┌──

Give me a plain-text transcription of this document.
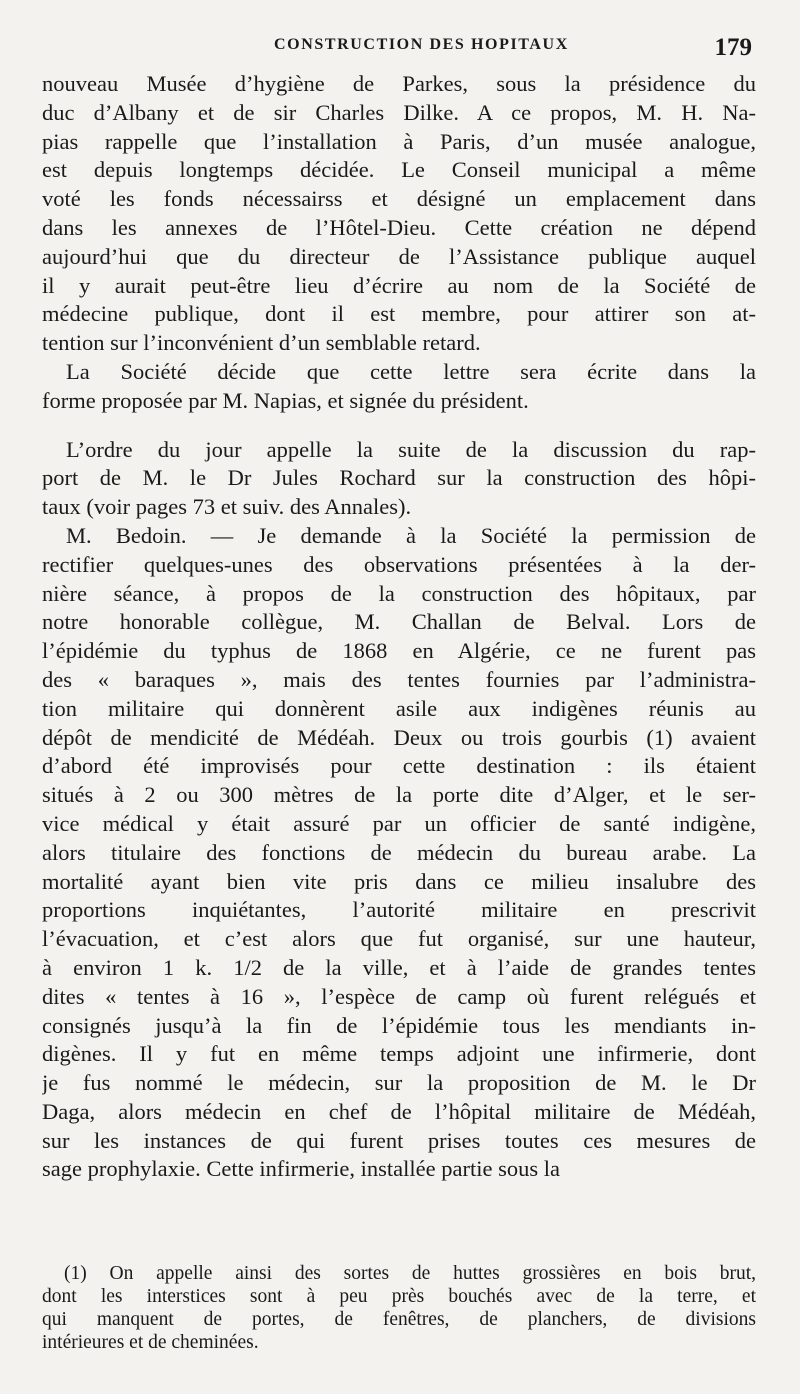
CONSTRUCTION DES HOPITAUX	179
nouveau Musée d’hygiène de Parkes, sous la présidence du
duc d’Albany et de sir Charles Dilke. A ce propos, M. H. Na-
pias rappelle que l’installation à Paris, d’un musée analogue,
est depuis longtemps décidée. Le Conseil municipal a même
voté les fonds nécessairss et désigné un emplacement dans
dans les annexes de l’Hôtel-Dieu. Cette création ne dépend
aujourd’hui que du directeur de l’Assistance publique auquel
il y aurait peut-être lieu d’écrire au nom de la Société de
médecine publique, dont il est membre, pour attirer son at-
tention sur l’inconvénient d’un semblable retard.
La Société décide que cette lettre sera écrite dans la
forme proposée par M. Napias, et signée du président.
L’ordre du jour appelle la suite de la discussion du rap-
port de M. le Dr Jules Rochard sur la construction des hôpi-
taux (voir pages 73 et suiv. des Annales).
M. Bedoin. — Je demande à la Société la permission de
rectifier quelques-unes des observations présentées à la der-
nière séance, à propos de la construction des hôpitaux, par
notre honorable collègue, M. Challan de Belval. Lors de
l’épidémie du typhus de 1868 en Algérie, ce ne furent pas
des « baraques », mais des tentes fournies par l’administra-
tion militaire qui donnèrent asile aux indigènes réunis au
dépôt de mendicité de Médéah. Deux ou trois gourbis (1) avaient
d’abord été improvisés pour cette destination : ils étaient
situés à 2 ou 300 mètres de la porte dite d’Alger, et le ser-
vice médical y était assuré par un officier de santé indigène,
alors titulaire des fonctions de médecin du bureau arabe. La
mortalité ayant bien vite pris dans ce milieu insalubre des
proportions inquiétantes, l’autorité militaire en prescrivit
l’évacuation, et c’est alors que fut organisé, sur une hauteur,
à environ 1 k. 1/2 de la ville, et à l’aide de grandes tentes
dites « tentes à 16 », l’espèce de camp où furent relégués et
consignés jusqu’à la fin de l’épidémie tous les mendiants in-
digènes. Il y fut en même temps adjoint une infirmerie, dont
je fus nommé le médecin, sur la proposition de M. le Dr
Daga, alors médecin en chef de l’hôpital militaire de Médéah,
sur les instances de qui furent prises toutes ces mesures de
sage prophylaxie. Cette infirmerie, installée partie sous la
(1) On appelle ainsi des sortes de huttes grossières en bois brut,
dont les interstices sont à peu près bouchés avec de la terre, et
qui manquent de portes, de fenêtres, de planchers, de divisions
intérieures et de cheminées.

└──

DIRECTIVE:
Restate the data above word for word. Skip every picture.

EXERCISE RESULT:
Give me a plain-text transcription of this document.
CONSTRUCTION DES HOPITAUX	179
nouveau Musée d’hygiène de Parkes, sous la présidence du
duc d’Albany et de sir Charles Dilke. A ce propos, M. H. Na-
pias rappelle que l’installation à Paris, d’un musée analogue,
est depuis longtemps décidée. Le Conseil municipal a même
voté les fonds nécessairss et désigné un emplacement dans
dans les annexes de l’Hôtel-Dieu. Cette création ne dépend
aujourd’hui que du directeur de l’Assistance publique auquel
il y aurait peut-être lieu d’écrire au nom de la Société de
médecine publique, dont il est membre, pour attirer son at-
tention sur l’inconvénient d’un semblable retard.
La Société décide que cette lettre sera écrite dans la
forme proposée par M. Napias, et signée du président.
L’ordre du jour appelle la suite de la discussion du rap-
port de M. le Dr Jules Rochard sur la construction des hôpi-
taux (voir pages 73 et suiv. des Annales).
M. Bedoin. — Je demande à la Société la permission de
rectifier quelques-unes des observations présentées à la der-
nière séance, à propos de la construction des hôpitaux, par
notre honorable collègue, M. Challan de Belval. Lors de
l’épidémie du typhus de 1868 en Algérie, ce ne furent pas
des « baraques », mais des tentes fournies par l’administra-
tion militaire qui donnèrent asile aux indigènes réunis au
dépôt de mendicité de Médéah. Deux ou trois gourbis (1) avaient
d’abord été improvisés pour cette destination : ils étaient
situés à 2 ou 300 mètres de la porte dite d’Alger, et le ser-
vice médical y était assuré par un officier de santé indigène,
alors titulaire des fonctions de médecin du bureau arabe. La
mortalité ayant bien vite pris dans ce milieu insalubre des
proportions inquiétantes, l’autorité militaire en prescrivit
l’évacuation, et c’est alors que fut organisé, sur une hauteur,
à environ 1 k. 1/2 de la ville, et à l’aide de grandes tentes
dites « tentes à 16 », l’espèce de camp où furent relégués et
consignés jusqu’à la fin de l’épidémie tous les mendiants in-
digènes. Il y fut en même temps adjoint une infirmerie, dont
je fus nommé le médecin, sur la proposition de M. le Dr
Daga, alors médecin en chef de l’hôpital militaire de Médéah,
sur les instances de qui furent prises toutes ces mesures de
sage prophylaxie. Cette infirmerie, installée partie sous la
(1) On appelle ainsi des sortes de huttes grossières en bois brut,
dont les interstices sont à peu près bouchés avec de la terre, et
qui manquent de portes, de fenêtres, de planchers, de divisions
intérieures et de cheminées.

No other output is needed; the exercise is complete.